(Collection entries)
########

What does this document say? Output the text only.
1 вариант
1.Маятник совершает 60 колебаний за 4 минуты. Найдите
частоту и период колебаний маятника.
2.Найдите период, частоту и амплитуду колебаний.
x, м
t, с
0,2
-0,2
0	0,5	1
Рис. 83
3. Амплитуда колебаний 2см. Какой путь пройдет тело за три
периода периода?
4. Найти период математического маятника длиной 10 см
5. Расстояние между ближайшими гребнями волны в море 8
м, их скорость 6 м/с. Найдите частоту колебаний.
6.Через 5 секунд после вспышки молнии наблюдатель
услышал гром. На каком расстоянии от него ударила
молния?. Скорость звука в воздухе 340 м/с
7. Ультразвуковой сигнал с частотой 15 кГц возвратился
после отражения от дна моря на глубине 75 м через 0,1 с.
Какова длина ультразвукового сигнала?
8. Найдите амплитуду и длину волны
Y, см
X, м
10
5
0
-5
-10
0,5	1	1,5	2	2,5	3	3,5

########

## EXERCISE GOAL:
Transcribe every entry verbatim.

## ANSWER TO THIS TASK:
What does this document say? Output the text only.
1 вариант
1.Маятник совершает 60 колебаний за 4 минуты. Найдите
частоту и период колебаний маятника.
2.Найдите период, частоту и амплитуду колебаний.
x, м
t, с
0,2
-0,2
0	0,5	1
Рис. 83
3. Амплитуда колебаний 2см. Какой путь пройдет тело за три
периода периода?
4. Найти период математического маятника длиной 10 см
5. Расстояние между ближайшими гребнями волны в море 8
м, их скорость 6 м/с. Найдите частоту колебаний.
6.Через 5 секунд после вспышки молнии наблюдатель
услышал гром. На каком расстоянии от него ударила
молния?. Скорость звука в воздухе 340 м/с
7. Ультразвуковой сигнал с частотой 15 кГц возвратился
после отражения от дна моря на глубине 75 м через 0,1 с.
Какова длина ультразвукового сигнала?
8. Найдите амплитуду и длину волны
Y, см
X, м
10
5
0
-5
-10
0,5	1	1,5	2	2,5	3	3,5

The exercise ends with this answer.